Required task: Type out the material below exactly.
** Start Input material **
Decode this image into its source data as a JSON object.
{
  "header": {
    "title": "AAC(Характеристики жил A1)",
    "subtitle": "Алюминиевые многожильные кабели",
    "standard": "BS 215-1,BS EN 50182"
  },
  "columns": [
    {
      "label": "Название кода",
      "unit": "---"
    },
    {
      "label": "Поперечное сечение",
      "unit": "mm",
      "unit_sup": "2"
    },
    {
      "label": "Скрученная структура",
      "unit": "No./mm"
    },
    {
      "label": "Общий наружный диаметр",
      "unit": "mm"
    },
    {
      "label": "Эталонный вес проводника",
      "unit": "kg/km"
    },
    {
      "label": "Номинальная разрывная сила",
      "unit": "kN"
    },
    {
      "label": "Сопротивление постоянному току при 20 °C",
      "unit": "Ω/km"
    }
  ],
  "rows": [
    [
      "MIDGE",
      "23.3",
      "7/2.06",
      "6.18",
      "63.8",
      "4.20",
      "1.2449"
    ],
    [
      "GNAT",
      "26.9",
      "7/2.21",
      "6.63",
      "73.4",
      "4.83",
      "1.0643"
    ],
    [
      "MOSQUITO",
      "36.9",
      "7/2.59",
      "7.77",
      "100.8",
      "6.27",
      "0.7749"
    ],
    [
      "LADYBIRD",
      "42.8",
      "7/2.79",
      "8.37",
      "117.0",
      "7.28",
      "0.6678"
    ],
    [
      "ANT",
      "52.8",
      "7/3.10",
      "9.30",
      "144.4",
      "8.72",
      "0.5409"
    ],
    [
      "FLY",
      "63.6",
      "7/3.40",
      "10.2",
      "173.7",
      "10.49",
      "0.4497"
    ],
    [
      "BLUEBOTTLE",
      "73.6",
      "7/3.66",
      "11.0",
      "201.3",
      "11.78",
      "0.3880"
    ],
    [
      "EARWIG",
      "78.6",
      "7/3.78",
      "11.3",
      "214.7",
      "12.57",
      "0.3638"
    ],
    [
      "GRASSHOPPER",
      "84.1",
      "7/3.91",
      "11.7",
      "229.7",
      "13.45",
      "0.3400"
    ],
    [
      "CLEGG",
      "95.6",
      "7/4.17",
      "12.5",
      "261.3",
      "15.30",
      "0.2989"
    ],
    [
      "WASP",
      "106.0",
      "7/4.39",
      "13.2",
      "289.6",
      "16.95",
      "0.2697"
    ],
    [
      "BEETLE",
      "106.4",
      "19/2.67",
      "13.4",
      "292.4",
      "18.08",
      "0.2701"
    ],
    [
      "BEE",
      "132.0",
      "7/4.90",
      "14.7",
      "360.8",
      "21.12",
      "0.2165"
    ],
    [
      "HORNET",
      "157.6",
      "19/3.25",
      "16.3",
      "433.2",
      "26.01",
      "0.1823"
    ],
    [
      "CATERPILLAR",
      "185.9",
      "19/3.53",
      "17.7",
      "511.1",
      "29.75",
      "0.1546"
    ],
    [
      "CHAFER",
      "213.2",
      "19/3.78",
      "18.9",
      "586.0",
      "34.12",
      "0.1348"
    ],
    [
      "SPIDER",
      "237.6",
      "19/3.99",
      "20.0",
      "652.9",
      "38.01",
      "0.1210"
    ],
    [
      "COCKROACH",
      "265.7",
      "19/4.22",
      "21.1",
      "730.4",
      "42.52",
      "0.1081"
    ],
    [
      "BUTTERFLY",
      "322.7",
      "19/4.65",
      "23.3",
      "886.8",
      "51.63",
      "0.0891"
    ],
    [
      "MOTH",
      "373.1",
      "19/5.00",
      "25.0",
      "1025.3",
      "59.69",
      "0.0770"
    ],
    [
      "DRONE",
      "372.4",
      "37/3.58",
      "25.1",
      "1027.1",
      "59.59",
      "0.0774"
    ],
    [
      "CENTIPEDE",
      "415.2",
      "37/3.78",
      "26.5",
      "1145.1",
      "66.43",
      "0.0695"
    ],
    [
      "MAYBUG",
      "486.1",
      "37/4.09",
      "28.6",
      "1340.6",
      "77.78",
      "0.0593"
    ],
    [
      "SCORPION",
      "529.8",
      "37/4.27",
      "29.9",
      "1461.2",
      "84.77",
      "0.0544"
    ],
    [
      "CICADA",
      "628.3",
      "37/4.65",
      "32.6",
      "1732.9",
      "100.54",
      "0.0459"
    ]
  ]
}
** End Input material **
Answer to the exercise:
Decode this image into its source data as a JSON object.
{
  "header": {
    "title": "AAC(Характеристики жил A1)",
    "subtitle": "Алюминиевые многожильные кабели",
    "standard": "BS 215-1,BS EN 50182"
  },
  "columns": [
    {
      "label": "Название кода",
      "unit": "---"
    },
    {
      "label": "Поперечное сечение",
      "unit": "mm",
      "unit_sup": "2"
    },
    {
      "label": "Скрученная структура",
      "unit": "No./mm"
    },
    {
      "label": "Общий наружный диаметр",
      "unit": "mm"
    },
    {
      "label": "Эталонный вес проводника",
      "unit": "kg/km"
    },
    {
      "label": "Номинальная разрывная сила",
      "unit": "kN"
    },
    {
      "label": "Сопротивление постоянному току при 20 °C",
      "unit": "Ω/km"
    }
  ],
  "rows": [
    [
      "MIDGE",
      "23.3",
      "7/2.06",
      "6.18",
      "63.8",
      "4.20",
      "1.2449"
    ],
    [
      "GNAT",
      "26.9",
      "7/2.21",
      "6.63",
      "73.4",
      "4.83",
      "1.0643"
    ],
    [
      "MOSQUITO",
      "36.9",
      "7/2.59",
      "7.77",
      "100.8",
      "6.27",
      "0.7749"
    ],
    [
      "LADYBIRD",
      "42.8",
      "7/2.79",
      "8.37",
      "117.0",
      "7.28",
      "0.6678"
    ],
    [
      "ANT",
      "52.8",
      "7/3.10",
      "9.30",
      "144.4",
      "8.72",
      "0.5409"
    ],
    [
      "FLY",
      "63.6",
      "7/3.40",
      "10.2",
      "173.7",
      "10.49",
      "0.4497"
    ],
    [
      "BLUEBOTTLE",
      "73.6",
      "7/3.66",
      "11.0",
      "201.3",
      "11.78",
      "0.3880"
    ],
    [
      "EARWIG",
      "78.6",
      "7/3.78",
      "11.3",
      "214.7",
      "12.57",
      "0.3638"
    ],
    [
      "GRASSHOPPER",
      "84.1",
      "7/3.91",
      "11.7",
      "229.7",
      "13.45",
      "0.3400"
    ],
    [
      "CLEGG",
      "95.6",
      "7/4.17",
      "12.5",
      "261.3",
      "15.30",
      "0.2989"
    ],
    [
      "WASP",
      "106.0",
      "7/4.39",
      "13.2",
      "289.6",
      "16.95",
      "0.2697"
    ],
    [
      "BEETLE",
      "106.4",
      "19/2.67",
      "13.4",
      "292.4",
      "18.08",
      "0.2701"
    ],
    [
      "BEE",
      "132.0",
      "7/4.90",
      "14.7",
      "360.8",
      "21.12",
      "0.2165"
    ],
    [
      "HORNET",
      "157.6",
      "19/3.25",
      "16.3",
      "433.2",
      "26.01",
      "0.1823"
    ],
    [
      "CATERPILLAR",
      "185.9",
      "19/3.53",
      "17.7",
      "511.1",
      "29.75",
      "0.1546"
    ],
    [
      "CHAFER",
      "213.2",
      "19/3.78",
      "18.9",
      "586.0",
      "34.12",
      "0.1348"
    ],
    [
      "SPIDER",
      "237.6",
      "19/3.99",
      "20.0",
      "652.9",
      "38.01",
      "0.1210"
    ],
    [
      "COCKROACH",
      "265.7",
      "19/4.22",
      "21.1",
      "730.4",
      "42.52",
      "0.1081"
    ],
    [
      "BUTTERFLY",
      "322.7",
      "19/4.65",
      "23.3",
      "886.8",
      "51.63",
      "0.0891"
    ],
    [
      "MOTH",
      "373.1",
      "19/5.00",
      "25.0",
      "1025.3",
      "59.69",
      "0.0770"
    ],
    [
      "DRONE",
      "372.4",
      "37/3.58",
      "25.1",
      "1027.1",
      "59.59",
      "0.0774"
    ],
    [
      "CENTIPEDE",
      "415.2",
      "37/3.78",
      "26.5",
      "1145.1",
      "66.43",
      "0.0695"
    ],
    [
      "MAYBUG",
      "486.1",
      "37/4.09",
      "28.6",
      "1340.6",
      "77.78",
      "0.0593"
    ],
    [
      "SCORPION",
      "529.8",
      "37/4.27",
      "29.9",
      "1461.2",
      "84.77",
      "0.0544"
    ],
    [
      "CICADA",
      "628.3",
      "37/4.65",
      "32.6",
      "1732.9",
      "100.54",
      "0.0459"
    ]
  ]
}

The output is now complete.